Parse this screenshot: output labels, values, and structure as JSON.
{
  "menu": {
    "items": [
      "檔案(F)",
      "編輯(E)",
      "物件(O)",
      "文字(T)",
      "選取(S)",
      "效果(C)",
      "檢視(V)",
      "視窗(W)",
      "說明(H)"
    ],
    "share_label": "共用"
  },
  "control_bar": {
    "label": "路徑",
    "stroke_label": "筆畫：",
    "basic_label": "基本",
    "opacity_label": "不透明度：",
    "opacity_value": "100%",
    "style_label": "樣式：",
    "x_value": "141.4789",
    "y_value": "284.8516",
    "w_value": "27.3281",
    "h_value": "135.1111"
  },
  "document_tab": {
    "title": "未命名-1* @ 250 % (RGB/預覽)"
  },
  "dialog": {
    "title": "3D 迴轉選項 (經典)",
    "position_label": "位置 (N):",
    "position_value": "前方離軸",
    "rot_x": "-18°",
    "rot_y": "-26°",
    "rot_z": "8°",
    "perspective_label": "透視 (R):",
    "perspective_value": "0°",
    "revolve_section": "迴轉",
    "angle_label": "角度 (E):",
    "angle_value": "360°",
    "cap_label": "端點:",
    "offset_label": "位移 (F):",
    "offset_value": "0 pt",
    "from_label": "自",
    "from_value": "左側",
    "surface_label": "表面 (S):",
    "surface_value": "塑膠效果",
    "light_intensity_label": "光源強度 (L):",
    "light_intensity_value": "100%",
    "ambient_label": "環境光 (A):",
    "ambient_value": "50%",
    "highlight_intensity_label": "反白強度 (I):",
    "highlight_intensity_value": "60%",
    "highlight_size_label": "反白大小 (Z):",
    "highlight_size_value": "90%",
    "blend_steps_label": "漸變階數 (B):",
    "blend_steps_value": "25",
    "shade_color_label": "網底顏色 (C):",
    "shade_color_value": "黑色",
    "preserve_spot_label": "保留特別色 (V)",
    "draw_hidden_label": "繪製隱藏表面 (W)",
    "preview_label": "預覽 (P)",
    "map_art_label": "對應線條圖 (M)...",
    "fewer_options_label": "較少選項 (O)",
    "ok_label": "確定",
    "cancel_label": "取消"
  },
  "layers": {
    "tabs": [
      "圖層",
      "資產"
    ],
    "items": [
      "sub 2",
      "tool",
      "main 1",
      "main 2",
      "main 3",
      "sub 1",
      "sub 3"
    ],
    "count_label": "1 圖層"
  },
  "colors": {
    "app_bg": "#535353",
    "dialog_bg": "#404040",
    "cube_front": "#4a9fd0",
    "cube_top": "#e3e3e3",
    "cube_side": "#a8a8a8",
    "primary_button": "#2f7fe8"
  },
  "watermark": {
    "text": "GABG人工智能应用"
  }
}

___

__Given task__
Using the data above, reproduce every line exactly.

__The response__
Parse this screenshot: output labels, values, and structure as JSON.
{
  "menu": {
    "items": [
      "檔案(F)",
      "編輯(E)",
      "物件(O)",
      "文字(T)",
      "選取(S)",
      "效果(C)",
      "檢視(V)",
      "視窗(W)",
      "說明(H)"
    ],
    "share_label": "共用"
  },
  "control_bar": {
    "label": "路徑",
    "stroke_label": "筆畫：",
    "basic_label": "基本",
    "opacity_label": "不透明度：",
    "opacity_value": "100%",
    "style_label": "樣式：",
    "x_value": "141.4789",
    "y_value": "284.8516",
    "w_value": "27.3281",
    "h_value": "135.1111"
  },
  "document_tab": {
    "title": "未命名-1* @ 250 % (RGB/預覽)"
  },
  "dialog": {
    "title": "3D 迴轉選項 (經典)",
    "position_label": "位置 (N):",
    "position_value": "前方離軸",
    "rot_x": "-18°",
    "rot_y": "-26°",
    "rot_z": "8°",
    "perspective_label": "透視 (R):",
    "perspective_value": "0°",
    "revolve_section": "迴轉",
    "angle_label": "角度 (E):",
    "angle_value": "360°",
    "cap_label": "端點:",
    "offset_label": "位移 (F):",
    "offset_value": "0 pt",
    "from_label": "自",
    "from_value": "左側",
    "surface_label": "表面 (S):",
    "surface_value": "塑膠效果",
    "light_intensity_label": "光源強度 (L):",
    "light_intensity_value": "100%",
    "ambient_label": "環境光 (A):",
    "ambient_value": "50%",
    "highlight_intensity_label": "反白強度 (I):",
    "highlight_intensity_value": "60%",
    "highlight_size_label": "反白大小 (Z):",
    "highlight_size_value": "90%",
    "blend_steps_label": "漸變階數 (B):",
    "blend_steps_value": "25",
    "shade_color_label": "網底顏色 (C):",
    "shade_color_value": "黑色",
    "preserve_spot_label": "保留特別色 (V)",
    "draw_hidden_label": "繪製隱藏表面 (W)",
    "preview_label": "預覽 (P)",
    "map_art_label": "對應線條圖 (M)...",
    "fewer_options_label": "較少選項 (O)",
    "ok_label": "確定",
    "cancel_label": "取消"
  },
  "layers": {
    "tabs": [
      "圖層",
      "資產"
    ],
    "items": [
      "sub 2",
      "tool",
      "main 1",
      "main 2",
      "main 3",
      "sub 1",
      "sub 3"
    ],
    "count_label": "1 圖層"
  },
  "colors": {
    "app_bg": "#535353",
    "dialog_bg": "#404040",
    "cube_front": "#4a9fd0",
    "cube_top": "#e3e3e3",
    "cube_side": "#a8a8a8",
    "primary_button": "#2f7fe8"
  },
  "watermark": {
    "text": "GABG人工智能应用"
  }
}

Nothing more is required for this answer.